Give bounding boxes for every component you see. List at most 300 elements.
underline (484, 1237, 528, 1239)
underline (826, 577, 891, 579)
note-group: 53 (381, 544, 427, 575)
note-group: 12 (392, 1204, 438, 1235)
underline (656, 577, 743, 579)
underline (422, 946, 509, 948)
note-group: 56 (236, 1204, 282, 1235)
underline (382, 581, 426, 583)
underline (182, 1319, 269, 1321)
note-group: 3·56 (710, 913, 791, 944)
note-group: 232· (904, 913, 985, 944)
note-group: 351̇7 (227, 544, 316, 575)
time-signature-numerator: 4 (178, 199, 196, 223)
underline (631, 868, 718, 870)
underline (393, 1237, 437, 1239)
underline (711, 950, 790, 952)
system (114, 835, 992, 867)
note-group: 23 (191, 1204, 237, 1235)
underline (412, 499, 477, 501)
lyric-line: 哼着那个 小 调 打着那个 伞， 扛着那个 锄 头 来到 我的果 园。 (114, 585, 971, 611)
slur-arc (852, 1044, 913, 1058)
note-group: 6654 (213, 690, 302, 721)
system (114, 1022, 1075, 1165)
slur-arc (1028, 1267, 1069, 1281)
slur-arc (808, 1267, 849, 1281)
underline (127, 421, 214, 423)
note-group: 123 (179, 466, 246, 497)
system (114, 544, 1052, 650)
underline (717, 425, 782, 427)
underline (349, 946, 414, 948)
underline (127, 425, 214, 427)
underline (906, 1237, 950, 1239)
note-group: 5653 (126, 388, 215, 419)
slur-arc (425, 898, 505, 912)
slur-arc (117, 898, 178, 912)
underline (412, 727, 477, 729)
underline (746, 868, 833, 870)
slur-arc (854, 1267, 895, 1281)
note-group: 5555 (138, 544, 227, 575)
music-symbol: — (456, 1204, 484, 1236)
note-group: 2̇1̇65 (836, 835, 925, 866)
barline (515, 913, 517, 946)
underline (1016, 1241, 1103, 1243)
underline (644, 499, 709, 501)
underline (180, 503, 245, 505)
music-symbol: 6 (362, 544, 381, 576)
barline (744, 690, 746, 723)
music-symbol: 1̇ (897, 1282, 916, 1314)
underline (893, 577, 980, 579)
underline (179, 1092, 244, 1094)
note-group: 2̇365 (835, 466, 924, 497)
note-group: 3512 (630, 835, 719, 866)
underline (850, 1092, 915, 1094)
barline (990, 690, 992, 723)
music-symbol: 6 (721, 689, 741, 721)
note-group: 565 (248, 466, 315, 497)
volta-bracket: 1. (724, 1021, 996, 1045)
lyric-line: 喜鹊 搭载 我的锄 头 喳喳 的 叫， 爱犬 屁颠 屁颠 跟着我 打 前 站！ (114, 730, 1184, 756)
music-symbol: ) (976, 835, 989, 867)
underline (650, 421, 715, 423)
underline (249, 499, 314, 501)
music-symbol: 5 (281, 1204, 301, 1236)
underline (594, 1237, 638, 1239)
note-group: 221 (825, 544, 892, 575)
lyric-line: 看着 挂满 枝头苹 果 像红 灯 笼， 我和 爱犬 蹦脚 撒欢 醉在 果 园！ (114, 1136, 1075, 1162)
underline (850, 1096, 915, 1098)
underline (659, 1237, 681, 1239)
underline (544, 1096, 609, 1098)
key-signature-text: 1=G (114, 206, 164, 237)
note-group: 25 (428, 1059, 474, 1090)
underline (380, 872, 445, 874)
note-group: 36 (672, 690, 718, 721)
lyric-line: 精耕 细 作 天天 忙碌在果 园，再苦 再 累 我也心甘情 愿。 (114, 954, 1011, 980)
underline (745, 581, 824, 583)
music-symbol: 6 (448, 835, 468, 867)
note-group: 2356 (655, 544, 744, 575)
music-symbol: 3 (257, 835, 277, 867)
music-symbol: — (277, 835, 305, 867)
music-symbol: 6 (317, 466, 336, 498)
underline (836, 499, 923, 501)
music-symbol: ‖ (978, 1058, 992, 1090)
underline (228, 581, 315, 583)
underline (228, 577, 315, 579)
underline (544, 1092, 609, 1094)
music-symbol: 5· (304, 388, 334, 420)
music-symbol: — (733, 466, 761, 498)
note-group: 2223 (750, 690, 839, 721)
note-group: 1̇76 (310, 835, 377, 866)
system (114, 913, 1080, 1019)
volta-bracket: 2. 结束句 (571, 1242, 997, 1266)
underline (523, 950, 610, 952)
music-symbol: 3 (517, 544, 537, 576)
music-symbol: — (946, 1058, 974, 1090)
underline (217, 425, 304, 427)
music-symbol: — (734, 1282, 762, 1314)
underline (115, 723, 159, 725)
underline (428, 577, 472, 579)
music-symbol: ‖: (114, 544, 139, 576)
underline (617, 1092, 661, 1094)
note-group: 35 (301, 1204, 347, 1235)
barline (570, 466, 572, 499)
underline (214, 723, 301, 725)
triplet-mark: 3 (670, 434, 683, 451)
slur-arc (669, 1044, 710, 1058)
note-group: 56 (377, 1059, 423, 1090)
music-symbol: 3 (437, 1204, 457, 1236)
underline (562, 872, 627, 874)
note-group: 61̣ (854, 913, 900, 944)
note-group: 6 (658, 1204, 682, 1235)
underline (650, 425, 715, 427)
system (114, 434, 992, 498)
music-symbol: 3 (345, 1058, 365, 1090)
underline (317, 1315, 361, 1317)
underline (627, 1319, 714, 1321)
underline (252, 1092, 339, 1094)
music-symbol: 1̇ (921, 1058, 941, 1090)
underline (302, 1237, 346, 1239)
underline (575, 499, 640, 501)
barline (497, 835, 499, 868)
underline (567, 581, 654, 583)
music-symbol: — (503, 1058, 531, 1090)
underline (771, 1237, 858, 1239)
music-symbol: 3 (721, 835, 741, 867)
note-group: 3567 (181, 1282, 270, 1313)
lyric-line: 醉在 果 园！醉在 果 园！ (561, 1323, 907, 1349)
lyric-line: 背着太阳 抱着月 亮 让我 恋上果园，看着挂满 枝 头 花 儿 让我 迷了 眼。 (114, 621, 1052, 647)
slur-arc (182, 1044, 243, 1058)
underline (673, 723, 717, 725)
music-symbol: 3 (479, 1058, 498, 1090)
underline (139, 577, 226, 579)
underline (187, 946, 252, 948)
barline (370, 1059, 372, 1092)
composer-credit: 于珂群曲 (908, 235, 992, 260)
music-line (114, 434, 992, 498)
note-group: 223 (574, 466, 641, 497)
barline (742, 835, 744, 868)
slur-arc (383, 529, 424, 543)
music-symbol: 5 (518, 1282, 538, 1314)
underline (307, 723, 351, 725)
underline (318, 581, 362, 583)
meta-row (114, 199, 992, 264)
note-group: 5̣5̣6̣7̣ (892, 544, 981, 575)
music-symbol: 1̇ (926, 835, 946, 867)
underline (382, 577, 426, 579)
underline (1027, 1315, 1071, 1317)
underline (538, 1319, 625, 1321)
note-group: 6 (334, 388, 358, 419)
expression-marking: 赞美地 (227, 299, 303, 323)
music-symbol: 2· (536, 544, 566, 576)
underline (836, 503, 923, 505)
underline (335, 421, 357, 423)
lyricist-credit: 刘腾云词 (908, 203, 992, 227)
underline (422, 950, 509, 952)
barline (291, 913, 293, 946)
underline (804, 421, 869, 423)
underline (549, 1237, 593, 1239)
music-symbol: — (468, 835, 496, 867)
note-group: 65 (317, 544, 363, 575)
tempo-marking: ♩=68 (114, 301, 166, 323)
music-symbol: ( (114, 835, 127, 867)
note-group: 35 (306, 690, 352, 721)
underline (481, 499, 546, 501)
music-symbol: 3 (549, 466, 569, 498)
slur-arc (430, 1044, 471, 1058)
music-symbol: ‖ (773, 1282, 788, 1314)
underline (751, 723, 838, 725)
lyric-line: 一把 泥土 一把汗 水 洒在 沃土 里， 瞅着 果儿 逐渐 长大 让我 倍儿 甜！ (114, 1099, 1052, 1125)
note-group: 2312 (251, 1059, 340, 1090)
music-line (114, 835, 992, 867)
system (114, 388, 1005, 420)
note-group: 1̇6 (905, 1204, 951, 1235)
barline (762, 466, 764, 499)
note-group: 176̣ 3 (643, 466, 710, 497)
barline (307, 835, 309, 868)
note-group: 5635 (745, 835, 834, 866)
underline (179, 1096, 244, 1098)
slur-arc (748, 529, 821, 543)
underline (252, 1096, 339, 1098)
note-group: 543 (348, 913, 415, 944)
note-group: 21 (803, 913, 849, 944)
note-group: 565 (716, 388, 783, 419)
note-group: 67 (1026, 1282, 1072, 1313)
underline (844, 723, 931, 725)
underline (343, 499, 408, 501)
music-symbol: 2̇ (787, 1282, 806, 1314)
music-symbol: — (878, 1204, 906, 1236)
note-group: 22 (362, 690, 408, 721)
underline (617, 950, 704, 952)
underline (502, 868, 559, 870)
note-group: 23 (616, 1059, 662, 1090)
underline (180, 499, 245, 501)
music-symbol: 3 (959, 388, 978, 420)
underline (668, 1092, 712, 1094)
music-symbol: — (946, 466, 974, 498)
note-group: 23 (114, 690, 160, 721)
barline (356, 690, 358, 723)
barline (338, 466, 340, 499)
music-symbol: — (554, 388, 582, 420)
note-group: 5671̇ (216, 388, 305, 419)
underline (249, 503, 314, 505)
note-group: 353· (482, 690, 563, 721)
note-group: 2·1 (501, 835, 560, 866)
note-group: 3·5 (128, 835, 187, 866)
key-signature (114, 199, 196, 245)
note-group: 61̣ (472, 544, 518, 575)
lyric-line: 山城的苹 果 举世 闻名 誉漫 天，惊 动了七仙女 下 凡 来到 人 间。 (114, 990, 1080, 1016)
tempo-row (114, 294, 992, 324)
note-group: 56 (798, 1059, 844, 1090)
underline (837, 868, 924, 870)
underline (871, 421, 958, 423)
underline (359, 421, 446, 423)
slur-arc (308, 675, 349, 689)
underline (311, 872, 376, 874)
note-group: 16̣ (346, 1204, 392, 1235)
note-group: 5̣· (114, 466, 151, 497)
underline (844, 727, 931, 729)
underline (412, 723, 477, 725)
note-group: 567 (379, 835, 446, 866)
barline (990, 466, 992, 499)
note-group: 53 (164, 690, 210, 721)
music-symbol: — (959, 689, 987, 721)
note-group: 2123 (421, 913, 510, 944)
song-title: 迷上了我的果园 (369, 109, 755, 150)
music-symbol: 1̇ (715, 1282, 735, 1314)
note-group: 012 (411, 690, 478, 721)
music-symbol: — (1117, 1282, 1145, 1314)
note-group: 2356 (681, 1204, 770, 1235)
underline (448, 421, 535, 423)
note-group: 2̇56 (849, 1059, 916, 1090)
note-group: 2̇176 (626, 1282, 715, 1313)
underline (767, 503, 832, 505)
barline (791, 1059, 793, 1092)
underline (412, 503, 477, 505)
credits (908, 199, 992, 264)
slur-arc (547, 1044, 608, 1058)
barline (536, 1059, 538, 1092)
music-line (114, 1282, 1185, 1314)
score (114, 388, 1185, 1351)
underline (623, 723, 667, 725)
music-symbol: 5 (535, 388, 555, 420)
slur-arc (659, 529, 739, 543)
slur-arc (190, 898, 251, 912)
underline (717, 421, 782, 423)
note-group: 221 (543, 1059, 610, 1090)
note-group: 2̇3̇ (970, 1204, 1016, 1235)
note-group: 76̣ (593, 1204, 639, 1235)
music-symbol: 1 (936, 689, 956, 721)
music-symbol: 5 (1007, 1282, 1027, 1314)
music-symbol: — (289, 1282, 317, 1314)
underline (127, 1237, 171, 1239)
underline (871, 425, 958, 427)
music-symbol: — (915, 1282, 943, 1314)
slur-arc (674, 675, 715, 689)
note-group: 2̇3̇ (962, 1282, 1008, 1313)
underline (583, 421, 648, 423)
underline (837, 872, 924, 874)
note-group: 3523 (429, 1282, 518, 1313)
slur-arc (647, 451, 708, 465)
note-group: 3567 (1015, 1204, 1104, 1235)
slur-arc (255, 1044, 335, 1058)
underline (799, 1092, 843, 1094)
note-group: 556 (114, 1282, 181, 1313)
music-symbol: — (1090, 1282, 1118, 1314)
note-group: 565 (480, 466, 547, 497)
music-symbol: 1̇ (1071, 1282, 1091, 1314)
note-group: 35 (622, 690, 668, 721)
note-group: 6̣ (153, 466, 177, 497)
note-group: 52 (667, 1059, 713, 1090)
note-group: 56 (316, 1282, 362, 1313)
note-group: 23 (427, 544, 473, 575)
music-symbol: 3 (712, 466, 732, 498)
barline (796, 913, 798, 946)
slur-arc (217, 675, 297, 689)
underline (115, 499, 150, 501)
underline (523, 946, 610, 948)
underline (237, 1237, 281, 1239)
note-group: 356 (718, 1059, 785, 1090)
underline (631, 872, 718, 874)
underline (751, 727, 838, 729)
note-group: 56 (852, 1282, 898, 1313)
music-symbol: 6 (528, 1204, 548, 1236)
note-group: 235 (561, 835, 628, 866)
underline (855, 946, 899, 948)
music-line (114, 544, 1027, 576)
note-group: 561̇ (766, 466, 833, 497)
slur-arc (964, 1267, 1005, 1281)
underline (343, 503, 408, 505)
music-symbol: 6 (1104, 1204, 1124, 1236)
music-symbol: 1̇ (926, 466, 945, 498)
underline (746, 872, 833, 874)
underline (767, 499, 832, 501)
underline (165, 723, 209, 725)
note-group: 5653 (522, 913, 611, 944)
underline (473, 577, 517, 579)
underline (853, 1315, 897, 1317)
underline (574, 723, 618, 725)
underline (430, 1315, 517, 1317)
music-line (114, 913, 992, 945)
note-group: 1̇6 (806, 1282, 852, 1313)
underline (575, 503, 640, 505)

——

• [Required work]: Reproduce everything from the beginning of the listing down to the line containing "system (114, 835, 992, 867)", including both ends and keeping every line unchanged.

• [Reply to the task]:
Give bounding boxes for every component you see. List at most 300 elements.
underline (484, 1237, 528, 1239)
underline (826, 577, 891, 579)
note-group: 53 (381, 544, 427, 575)
note-group: 12 (392, 1204, 438, 1235)
underline (656, 577, 743, 579)
underline (422, 946, 509, 948)
note-group: 56 (236, 1204, 282, 1235)
underline (382, 581, 426, 583)
underline (182, 1319, 269, 1321)
note-group: 3·56 (710, 913, 791, 944)
note-group: 232· (904, 913, 985, 944)
note-group: 351̇7 (227, 544, 316, 575)
time-signature-numerator: 4 (178, 199, 196, 223)
underline (631, 868, 718, 870)
underline (393, 1237, 437, 1239)
underline (711, 950, 790, 952)
system (114, 835, 992, 867)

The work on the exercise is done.